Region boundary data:
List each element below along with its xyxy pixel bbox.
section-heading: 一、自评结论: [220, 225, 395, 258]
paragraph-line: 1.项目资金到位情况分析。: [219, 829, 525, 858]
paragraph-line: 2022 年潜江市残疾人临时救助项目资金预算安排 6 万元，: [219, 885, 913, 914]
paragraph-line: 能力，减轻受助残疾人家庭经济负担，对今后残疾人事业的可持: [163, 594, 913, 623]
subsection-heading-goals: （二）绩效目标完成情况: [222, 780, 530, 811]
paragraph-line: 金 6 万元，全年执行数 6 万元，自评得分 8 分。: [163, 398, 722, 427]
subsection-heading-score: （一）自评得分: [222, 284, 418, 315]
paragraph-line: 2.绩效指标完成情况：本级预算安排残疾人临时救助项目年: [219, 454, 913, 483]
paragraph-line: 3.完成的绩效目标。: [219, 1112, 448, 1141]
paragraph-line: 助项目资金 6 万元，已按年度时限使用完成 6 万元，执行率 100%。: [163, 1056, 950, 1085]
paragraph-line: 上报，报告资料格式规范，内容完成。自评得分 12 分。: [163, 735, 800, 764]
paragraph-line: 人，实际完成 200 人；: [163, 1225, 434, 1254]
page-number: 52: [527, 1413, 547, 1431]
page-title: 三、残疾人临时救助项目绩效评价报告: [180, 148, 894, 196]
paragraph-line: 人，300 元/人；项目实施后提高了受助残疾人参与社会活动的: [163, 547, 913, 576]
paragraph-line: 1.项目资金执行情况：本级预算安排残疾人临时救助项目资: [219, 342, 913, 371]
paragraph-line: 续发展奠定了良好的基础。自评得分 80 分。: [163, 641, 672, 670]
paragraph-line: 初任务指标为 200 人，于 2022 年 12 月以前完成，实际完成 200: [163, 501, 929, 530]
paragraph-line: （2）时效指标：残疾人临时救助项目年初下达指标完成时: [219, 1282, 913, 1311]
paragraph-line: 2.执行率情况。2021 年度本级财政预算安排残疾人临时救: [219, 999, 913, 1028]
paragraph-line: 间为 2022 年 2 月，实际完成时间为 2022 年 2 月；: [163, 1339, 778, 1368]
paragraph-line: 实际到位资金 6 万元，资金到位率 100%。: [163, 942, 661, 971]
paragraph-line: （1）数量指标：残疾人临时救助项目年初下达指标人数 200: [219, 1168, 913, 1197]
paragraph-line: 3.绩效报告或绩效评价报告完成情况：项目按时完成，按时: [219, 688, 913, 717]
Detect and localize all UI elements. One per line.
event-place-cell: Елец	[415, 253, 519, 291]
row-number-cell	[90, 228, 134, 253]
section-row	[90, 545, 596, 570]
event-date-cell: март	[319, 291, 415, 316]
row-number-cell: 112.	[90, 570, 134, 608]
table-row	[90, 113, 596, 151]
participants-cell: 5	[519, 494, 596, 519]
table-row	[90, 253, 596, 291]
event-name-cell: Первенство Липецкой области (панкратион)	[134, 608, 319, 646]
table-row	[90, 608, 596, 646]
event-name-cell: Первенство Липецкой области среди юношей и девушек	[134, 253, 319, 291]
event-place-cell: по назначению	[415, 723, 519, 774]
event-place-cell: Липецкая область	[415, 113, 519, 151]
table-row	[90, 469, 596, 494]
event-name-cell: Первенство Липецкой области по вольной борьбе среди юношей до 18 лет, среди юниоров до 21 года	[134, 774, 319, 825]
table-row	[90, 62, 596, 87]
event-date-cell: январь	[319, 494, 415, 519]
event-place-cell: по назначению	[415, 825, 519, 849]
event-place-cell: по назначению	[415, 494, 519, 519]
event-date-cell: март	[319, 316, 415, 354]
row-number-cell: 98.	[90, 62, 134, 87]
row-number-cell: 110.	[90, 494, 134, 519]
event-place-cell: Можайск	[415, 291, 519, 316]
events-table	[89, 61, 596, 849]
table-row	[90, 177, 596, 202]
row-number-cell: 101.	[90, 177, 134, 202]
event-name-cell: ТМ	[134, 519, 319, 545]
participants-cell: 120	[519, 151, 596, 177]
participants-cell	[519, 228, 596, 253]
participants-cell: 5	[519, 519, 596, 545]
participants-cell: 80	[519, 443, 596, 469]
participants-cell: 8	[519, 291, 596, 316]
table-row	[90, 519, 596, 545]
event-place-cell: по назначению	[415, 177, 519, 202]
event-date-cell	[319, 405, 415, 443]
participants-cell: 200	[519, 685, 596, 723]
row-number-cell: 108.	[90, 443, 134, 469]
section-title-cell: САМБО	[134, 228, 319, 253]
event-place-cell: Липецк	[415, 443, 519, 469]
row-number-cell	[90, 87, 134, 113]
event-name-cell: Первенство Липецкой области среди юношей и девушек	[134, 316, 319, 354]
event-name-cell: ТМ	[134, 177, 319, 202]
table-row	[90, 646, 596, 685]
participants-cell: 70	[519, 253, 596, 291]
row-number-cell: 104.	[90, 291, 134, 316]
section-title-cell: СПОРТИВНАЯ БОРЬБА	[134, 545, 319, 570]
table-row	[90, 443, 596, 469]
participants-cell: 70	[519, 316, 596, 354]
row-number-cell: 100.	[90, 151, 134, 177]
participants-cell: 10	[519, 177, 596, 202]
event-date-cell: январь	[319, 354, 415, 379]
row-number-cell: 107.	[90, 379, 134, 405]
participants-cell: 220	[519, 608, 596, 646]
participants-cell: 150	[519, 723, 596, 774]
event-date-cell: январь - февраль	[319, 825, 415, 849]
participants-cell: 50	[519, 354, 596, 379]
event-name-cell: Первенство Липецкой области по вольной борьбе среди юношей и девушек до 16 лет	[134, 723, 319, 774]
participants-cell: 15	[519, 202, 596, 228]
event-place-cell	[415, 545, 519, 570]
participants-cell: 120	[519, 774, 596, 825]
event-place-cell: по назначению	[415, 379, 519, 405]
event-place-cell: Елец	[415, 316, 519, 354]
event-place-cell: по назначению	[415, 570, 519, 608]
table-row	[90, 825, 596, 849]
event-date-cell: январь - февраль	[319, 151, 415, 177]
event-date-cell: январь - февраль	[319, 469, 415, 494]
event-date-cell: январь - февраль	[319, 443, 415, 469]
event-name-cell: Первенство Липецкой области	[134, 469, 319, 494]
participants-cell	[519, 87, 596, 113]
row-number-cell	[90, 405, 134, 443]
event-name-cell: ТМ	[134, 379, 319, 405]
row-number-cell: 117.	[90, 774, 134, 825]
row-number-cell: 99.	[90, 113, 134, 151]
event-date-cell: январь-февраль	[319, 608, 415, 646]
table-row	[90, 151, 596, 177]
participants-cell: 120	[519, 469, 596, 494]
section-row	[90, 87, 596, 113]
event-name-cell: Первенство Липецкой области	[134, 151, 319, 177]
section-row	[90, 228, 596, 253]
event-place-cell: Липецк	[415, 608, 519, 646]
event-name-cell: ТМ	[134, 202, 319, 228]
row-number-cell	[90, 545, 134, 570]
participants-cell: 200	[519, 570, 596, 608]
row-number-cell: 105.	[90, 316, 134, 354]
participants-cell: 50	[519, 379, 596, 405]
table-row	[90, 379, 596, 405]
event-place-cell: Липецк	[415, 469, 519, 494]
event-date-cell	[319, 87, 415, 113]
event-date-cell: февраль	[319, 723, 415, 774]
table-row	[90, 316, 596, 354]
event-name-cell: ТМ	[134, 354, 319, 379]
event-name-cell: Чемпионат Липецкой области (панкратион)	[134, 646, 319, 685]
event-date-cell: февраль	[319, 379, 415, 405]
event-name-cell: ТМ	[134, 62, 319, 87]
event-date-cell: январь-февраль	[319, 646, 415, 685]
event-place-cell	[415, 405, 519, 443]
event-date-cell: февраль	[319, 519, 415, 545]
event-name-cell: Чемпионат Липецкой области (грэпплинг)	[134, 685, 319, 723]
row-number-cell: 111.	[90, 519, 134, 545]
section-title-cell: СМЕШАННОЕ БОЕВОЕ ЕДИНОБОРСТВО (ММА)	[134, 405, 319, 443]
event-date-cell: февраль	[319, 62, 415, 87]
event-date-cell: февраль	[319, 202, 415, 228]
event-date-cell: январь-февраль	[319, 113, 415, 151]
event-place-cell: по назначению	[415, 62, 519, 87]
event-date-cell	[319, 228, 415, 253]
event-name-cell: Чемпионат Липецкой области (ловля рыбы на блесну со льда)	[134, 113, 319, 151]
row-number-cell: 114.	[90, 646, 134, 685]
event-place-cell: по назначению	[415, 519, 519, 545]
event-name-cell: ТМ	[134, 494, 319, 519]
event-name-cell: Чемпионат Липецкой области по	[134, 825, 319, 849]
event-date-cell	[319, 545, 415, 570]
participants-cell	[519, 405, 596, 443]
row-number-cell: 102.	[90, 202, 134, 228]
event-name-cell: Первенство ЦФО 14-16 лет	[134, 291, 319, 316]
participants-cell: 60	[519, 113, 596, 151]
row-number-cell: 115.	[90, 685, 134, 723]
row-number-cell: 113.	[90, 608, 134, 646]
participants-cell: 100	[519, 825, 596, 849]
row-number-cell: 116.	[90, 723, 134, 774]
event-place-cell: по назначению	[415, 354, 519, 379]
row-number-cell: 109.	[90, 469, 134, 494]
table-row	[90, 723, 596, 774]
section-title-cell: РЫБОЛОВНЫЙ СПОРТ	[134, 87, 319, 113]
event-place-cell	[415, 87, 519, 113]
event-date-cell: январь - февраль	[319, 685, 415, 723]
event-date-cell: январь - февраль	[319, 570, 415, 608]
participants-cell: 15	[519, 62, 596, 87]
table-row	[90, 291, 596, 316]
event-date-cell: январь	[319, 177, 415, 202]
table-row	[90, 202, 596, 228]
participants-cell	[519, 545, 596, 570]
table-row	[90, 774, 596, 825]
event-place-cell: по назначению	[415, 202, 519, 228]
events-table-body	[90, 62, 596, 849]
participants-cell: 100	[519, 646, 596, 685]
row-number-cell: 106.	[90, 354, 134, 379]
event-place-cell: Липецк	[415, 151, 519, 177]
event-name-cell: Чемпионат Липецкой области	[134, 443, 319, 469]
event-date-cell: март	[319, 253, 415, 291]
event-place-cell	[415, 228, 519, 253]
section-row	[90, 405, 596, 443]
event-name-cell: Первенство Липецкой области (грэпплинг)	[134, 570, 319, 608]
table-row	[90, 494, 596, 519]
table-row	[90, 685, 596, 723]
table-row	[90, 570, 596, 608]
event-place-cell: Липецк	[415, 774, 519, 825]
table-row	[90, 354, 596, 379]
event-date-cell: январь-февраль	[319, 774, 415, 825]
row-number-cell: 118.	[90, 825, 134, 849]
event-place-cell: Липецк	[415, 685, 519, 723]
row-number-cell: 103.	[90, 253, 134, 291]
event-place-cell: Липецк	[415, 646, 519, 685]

WHAT TO DO: Copy out the rows from the very first line through the line containing "342, 913, 371]", inclusive.

FULL RESPONSE:
List each element below along with its xyxy pixel bbox.
section-heading: 一、自评结论: [220, 225, 395, 258]
paragraph-line: 1.项目资金到位情况分析。: [219, 829, 525, 858]
paragraph-line: 2022 年潜江市残疾人临时救助项目资金预算安排 6 万元，: [219, 885, 913, 914]
paragraph-line: 能力，减轻受助残疾人家庭经济负担，对今后残疾人事业的可持: [163, 594, 913, 623]
subsection-heading-goals: （二）绩效目标完成情况: [222, 780, 530, 811]
paragraph-line: 金 6 万元，全年执行数 6 万元，自评得分 8 分。: [163, 398, 722, 427]
subsection-heading-score: （一）自评得分: [222, 284, 418, 315]
paragraph-line: 2.绩效指标完成情况：本级预算安排残疾人临时救助项目年: [219, 454, 913, 483]
paragraph-line: 3.完成的绩效目标。: [219, 1112, 448, 1141]
paragraph-line: 助项目资金 6 万元，已按年度时限使用完成 6 万元，执行率 100%。: [163, 1056, 950, 1085]
paragraph-line: 上报，报告资料格式规范，内容完成。自评得分 12 分。: [163, 735, 800, 764]
paragraph-line: 人，实际完成 200 人；: [163, 1225, 434, 1254]
page-number: 52: [527, 1413, 547, 1431]
page-title: 三、残疾人临时救助项目绩效评价报告: [180, 148, 894, 196]
paragraph-line: 人，300 元/人；项目实施后提高了受助残疾人参与社会活动的: [163, 547, 913, 576]
paragraph-line: 1.项目资金执行情况：本级预算安排残疾人临时救助项目资: [219, 342, 913, 371]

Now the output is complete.